(Dataset items)
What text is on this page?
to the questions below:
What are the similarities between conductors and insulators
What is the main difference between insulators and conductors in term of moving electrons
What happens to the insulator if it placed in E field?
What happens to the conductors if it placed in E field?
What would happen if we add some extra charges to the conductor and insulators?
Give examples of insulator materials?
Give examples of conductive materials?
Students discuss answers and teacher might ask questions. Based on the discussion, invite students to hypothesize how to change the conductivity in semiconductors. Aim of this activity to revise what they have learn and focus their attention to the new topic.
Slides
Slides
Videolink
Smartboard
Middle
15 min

→ Given request:
Show the lines of the data that hold the word "field".

→ Expected output:
What happens to the insulator if it placed in E field?
What happens to the conductors if it placed in E field?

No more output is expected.